-------- THE INPUT --------
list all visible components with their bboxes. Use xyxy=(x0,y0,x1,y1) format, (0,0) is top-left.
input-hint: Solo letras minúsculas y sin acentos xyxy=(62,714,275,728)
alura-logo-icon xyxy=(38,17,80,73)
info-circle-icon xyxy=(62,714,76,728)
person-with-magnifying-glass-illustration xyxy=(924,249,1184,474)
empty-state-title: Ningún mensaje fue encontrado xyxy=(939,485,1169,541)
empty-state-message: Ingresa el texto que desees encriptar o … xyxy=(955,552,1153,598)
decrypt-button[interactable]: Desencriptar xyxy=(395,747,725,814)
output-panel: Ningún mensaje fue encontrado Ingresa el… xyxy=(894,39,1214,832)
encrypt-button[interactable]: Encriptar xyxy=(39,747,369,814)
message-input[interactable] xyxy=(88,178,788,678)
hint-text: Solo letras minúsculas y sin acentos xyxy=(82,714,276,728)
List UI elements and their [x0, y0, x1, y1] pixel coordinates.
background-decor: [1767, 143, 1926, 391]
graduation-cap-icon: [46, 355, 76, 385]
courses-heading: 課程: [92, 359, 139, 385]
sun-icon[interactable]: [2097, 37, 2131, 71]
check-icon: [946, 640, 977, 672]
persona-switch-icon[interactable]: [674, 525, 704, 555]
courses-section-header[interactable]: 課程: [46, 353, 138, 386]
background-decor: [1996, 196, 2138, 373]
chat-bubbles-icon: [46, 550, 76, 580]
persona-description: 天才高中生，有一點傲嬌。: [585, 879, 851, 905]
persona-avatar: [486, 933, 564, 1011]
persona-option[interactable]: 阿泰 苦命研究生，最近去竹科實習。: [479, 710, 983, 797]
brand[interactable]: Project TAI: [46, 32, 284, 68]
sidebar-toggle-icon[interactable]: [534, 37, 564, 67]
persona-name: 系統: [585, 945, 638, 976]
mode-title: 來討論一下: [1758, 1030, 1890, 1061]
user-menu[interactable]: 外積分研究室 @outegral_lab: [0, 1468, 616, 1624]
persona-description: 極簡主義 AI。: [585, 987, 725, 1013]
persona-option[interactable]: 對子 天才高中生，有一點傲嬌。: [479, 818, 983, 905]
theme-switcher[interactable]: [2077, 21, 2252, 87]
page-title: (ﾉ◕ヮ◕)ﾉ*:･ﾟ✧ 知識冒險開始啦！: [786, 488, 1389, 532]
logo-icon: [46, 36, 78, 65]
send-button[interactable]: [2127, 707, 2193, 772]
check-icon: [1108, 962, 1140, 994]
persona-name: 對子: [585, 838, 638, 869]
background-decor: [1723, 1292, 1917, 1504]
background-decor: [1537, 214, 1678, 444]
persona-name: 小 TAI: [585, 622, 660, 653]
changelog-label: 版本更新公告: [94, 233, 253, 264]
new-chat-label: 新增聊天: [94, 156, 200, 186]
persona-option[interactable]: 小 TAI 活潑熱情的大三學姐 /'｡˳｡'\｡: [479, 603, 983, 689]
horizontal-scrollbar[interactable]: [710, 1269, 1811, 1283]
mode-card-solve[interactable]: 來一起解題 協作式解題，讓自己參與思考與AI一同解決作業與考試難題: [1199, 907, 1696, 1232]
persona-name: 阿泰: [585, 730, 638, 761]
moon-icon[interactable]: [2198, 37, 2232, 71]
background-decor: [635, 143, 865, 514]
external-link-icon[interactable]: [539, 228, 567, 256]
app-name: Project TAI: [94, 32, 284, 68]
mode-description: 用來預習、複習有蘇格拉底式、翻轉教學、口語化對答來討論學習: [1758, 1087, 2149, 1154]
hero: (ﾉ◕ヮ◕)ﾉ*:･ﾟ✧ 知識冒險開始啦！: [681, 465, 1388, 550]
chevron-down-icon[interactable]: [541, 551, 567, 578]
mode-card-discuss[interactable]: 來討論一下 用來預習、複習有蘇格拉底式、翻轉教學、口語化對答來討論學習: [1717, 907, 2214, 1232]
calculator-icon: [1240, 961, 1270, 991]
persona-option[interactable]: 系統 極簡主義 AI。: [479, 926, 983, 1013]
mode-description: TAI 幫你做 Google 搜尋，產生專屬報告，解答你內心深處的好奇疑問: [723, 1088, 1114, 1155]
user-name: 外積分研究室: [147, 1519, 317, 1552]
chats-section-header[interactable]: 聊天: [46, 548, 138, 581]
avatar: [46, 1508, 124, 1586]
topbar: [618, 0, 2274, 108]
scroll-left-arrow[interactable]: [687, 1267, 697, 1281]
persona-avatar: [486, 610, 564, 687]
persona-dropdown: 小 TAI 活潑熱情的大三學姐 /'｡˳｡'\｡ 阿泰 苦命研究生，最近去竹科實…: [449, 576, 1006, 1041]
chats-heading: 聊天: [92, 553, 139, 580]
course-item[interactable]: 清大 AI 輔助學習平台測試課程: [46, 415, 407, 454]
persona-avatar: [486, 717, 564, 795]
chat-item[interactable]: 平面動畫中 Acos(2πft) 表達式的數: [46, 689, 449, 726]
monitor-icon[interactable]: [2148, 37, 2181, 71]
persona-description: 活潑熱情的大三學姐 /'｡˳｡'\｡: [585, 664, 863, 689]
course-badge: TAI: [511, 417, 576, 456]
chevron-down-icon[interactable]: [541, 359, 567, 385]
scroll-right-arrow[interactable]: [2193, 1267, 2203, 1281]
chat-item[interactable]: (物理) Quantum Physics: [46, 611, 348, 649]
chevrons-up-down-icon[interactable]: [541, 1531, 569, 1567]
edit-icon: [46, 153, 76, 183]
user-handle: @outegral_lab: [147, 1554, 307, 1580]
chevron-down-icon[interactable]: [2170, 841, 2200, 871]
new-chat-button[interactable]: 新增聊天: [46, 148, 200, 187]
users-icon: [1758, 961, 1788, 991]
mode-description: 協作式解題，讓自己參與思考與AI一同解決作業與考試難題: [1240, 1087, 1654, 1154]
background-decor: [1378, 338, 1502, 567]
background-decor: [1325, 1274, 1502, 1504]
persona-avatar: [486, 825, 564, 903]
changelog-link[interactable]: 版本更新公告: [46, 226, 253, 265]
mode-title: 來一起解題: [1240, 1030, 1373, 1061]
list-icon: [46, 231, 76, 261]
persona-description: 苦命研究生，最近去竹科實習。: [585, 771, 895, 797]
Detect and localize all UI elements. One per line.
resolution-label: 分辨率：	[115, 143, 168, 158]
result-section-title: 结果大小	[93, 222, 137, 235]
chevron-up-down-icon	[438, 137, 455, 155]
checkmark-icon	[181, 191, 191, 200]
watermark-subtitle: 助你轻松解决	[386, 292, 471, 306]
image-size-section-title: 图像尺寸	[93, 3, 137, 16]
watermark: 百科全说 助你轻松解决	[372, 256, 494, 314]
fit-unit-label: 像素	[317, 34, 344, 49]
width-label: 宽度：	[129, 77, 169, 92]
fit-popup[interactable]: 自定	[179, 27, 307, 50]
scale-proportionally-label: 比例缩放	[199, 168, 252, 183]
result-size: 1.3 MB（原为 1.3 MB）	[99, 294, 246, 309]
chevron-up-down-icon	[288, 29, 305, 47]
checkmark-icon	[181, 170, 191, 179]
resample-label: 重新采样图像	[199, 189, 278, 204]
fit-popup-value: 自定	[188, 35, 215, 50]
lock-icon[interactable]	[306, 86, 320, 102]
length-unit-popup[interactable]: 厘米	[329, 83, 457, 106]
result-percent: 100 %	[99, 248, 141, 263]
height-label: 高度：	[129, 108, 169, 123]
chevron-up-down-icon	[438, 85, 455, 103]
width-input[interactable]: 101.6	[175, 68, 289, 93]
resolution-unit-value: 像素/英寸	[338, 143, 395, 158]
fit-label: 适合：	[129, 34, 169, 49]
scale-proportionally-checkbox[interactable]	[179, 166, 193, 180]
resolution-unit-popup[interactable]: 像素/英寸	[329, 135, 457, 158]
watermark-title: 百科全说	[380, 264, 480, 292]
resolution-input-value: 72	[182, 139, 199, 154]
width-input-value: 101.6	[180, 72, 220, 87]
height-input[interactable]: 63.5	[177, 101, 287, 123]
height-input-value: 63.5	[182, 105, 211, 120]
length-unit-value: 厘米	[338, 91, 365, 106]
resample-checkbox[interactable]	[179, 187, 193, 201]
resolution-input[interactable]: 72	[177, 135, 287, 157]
--------
# STATED GOAL
In the records, from their first line through the line containing "persona-avatar: [486, 933, 564, 1011]", inclusive, substitute "backdrop-ornament" for "background-decor". Give back only those lines, with nothing else changed.

# REPLY
list all visible components with their bboxes. Use xyxy=(x0,y0,x1,y1) format, (0,0) is top-left.
input-hint: Solo letras minúsculas y sin acentos xyxy=(62,714,275,728)
alura-logo-icon xyxy=(38,17,80,73)
info-circle-icon xyxy=(62,714,76,728)
person-with-magnifying-glass-illustration xyxy=(924,249,1184,474)
empty-state-title: Ningún mensaje fue encontrado xyxy=(939,485,1169,541)
empty-state-message: Ingresa el texto que desees encriptar o … xyxy=(955,552,1153,598)
decrypt-button[interactable]: Desencriptar xyxy=(395,747,725,814)
output-panel: Ningún mensaje fue encontrado Ingresa el… xyxy=(894,39,1214,832)
encrypt-button[interactable]: Encriptar xyxy=(39,747,369,814)
message-input[interactable] xyxy=(88,178,788,678)
hint-text: Solo letras minúsculas y sin acentos xyxy=(82,714,276,728)
List UI elements and their [x0, y0, x1, y1] pixel coordinates.
backdrop-ornament: [1767, 143, 1926, 391]
graduation-cap-icon: [46, 355, 76, 385]
courses-heading: 課程: [92, 359, 139, 385]
sun-icon[interactable]: [2097, 37, 2131, 71]
check-icon: [946, 640, 977, 672]
persona-switch-icon[interactable]: [674, 525, 704, 555]
courses-section-header[interactable]: 課程: [46, 353, 138, 386]
backdrop-ornament: [1996, 196, 2138, 373]
chat-bubbles-icon: [46, 550, 76, 580]
persona-description: 天才高中生，有一點傲嬌。: [585, 879, 851, 905]
persona-avatar: [486, 933, 564, 1011]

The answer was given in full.